**Problem description**: Set down all of the entries word for word, omitting the images they contain.

**Supplied data**:

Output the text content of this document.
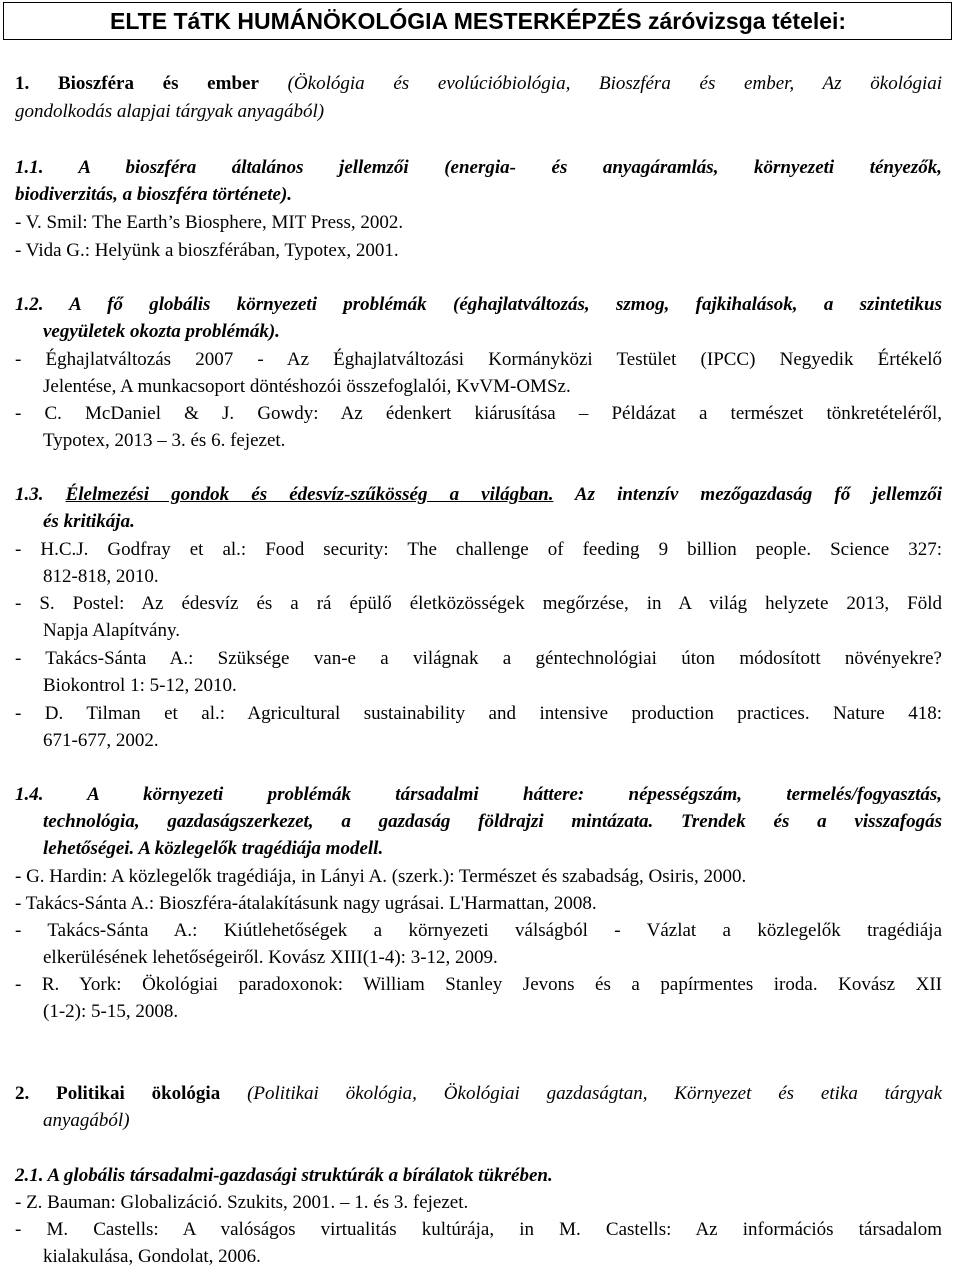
ELTE TáTK HUMÁNÖKOLÓGIA MESTERKÉPZÉS záróvizsga tételei:
1. Bioszféra és ember (Ökológia és evolúcióbiológia, Bioszféra és ember, Az ökológiai
gondolkodás alapjai tárgyak anyagából)
1.1. A bioszféra általános jellemzői (energia- és anyagáramlás, környezeti tényezők,
biodiverzitás, a bioszféra története).
- V. Smil: The Earth’s Biosphere, MIT Press, 2002.
- Vida G.: Helyünk a bioszférában, Typotex, 2001.
1.2. A fő globális környezeti problémák (éghajlatváltozás, szmog, fajkihalások, a szintetikus
vegyületek okozta problémák).
- Éghajlatváltozás 2007 - Az Éghajlatváltozási Kormányközi Testület (IPCC) Negyedik Értékelő
Jelentése, A munkacsoport döntéshozói összefoglalói, KvVM-OMSz.
- C. McDaniel & J. Gowdy: Az édenkert kiárusítása – Példázat a természet tönkretételéről,
Typotex, 2013 – 3. és 6. fejezet.
1.3. Élelmezési gondok és édesvíz-szűkösség a világban. Az intenzív mezőgazdaság fő jellemzői
és kritikája.
- H.C.J. Godfray et al.: Food security: The challenge of feeding 9 billion people. Science 327:
812-818, 2010.
- S. Postel: Az édesvíz és a rá épülő életközösségek megőrzése, in A világ helyzete 2013, Föld
Napja Alapítvány.
- Takács-Sánta A.: Szüksége van-e a világnak a géntechnológiai úton módosított növényekre?
Biokontrol 1: 5-12, 2010.
- D. Tilman et al.: Agricultural sustainability and intensive production practices. Nature 418:
671-677, 2002.
1.4. A környezeti problémák társadalmi háttere: népességszám, termelés/fogyasztás,
technológia, gazdaságszerkezet, a gazdaság földrajzi mintázata. Trendek és a visszafogás
lehetőségei. A közlegelők tragédiája modell.
- G. Hardin: A közlegelők tragédiája, in Lányi A. (szerk.): Természet és szabadság, Osiris, 2000.
- Takács-Sánta A.: Bioszféra-átalakításunk nagy ugrásai. L'Harmattan, 2008.
- Takács-Sánta A.: Kiútlehetőségek a környezeti válságból - Vázlat a közlegelők tragédiája
elkerülésének lehetőségeiről. Kovász XIII(1-4): 3-12, 2009.
- R. York: Ökológiai paradoxonok: William Stanley Jevons és a papírmentes iroda. Kovász XII
(1-2): 5-15, 2008.
2. Politikai ökológia (Politikai ökológia, Ökológiai gazdaságtan, Környezet és etika tárgyak
anyagából)
2.1. A globális társadalmi-gazdasági struktúrák a bírálatok tükrében.
- Z. Bauman: Globalizáció. Szukits, 2001. – 1. és 3. fejezet.
- M. Castells: A valóságos virtualitás kultúrája, in M. Castells: Az információs társadalom
kialakulása, Gondolat, 2006.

**The output**:
Output the text content of this document.
ELTE TáTK HUMÁNÖKOLÓGIA MESTERKÉPZÉS záróvizsga tételei:
1. Bioszféra és ember (Ökológia és evolúcióbiológia, Bioszféra és ember, Az ökológiai
gondolkodás alapjai tárgyak anyagából)
1.1. A bioszféra általános jellemzői (energia- és anyagáramlás, környezeti tényezők,
biodiverzitás, a bioszféra története).
- V. Smil: The Earth’s Biosphere, MIT Press, 2002.
- Vida G.: Helyünk a bioszférában, Typotex, 2001.
1.2. A fő globális környezeti problémák (éghajlatváltozás, szmog, fajkihalások, a szintetikus
vegyületek okozta problémák).
- Éghajlatváltozás 2007 - Az Éghajlatváltozási Kormányközi Testület (IPCC) Negyedik Értékelő
Jelentése, A munkacsoport döntéshozói összefoglalói, KvVM-OMSz.
- C. McDaniel & J. Gowdy: Az édenkert kiárusítása – Példázat a természet tönkretételéről,
Typotex, 2013 – 3. és 6. fejezet.
1.3. Élelmezési gondok és édesvíz-szűkösség a világban. Az intenzív mezőgazdaság fő jellemzői
és kritikája.
- H.C.J. Godfray et al.: Food security: The challenge of feeding 9 billion people. Science 327:
812-818, 2010.
- S. Postel: Az édesvíz és a rá épülő életközösségek megőrzése, in A világ helyzete 2013, Föld
Napja Alapítvány.
- Takács-Sánta A.: Szüksége van-e a világnak a géntechnológiai úton módosított növényekre?
Biokontrol 1: 5-12, 2010.
- D. Tilman et al.: Agricultural sustainability and intensive production practices. Nature 418:
671-677, 2002.
1.4. A környezeti problémák társadalmi háttere: népességszám, termelés/fogyasztás,
technológia, gazdaságszerkezet, a gazdaság földrajzi mintázata. Trendek és a visszafogás
lehetőségei. A közlegelők tragédiája modell.
- G. Hardin: A közlegelők tragédiája, in Lányi A. (szerk.): Természet és szabadság, Osiris, 2000.
- Takács-Sánta A.: Bioszféra-átalakításunk nagy ugrásai. L'Harmattan, 2008.
- Takács-Sánta A.: Kiútlehetőségek a környezeti válságból - Vázlat a közlegelők tragédiája
elkerülésének lehetőségeiről. Kovász XIII(1-4): 3-12, 2009.
- R. York: Ökológiai paradoxonok: William Stanley Jevons és a papírmentes iroda. Kovász XII
(1-2): 5-15, 2008.
2. Politikai ökológia (Politikai ökológia, Ökológiai gazdaságtan, Környezet és etika tárgyak
anyagából)
2.1. A globális társadalmi-gazdasági struktúrák a bírálatok tükrében.
- Z. Bauman: Globalizáció. Szukits, 2001. – 1. és 3. fejezet.
- M. Castells: A valóságos virtualitás kultúrája, in M. Castells: Az információs társadalom
kialakulása, Gondolat, 2006.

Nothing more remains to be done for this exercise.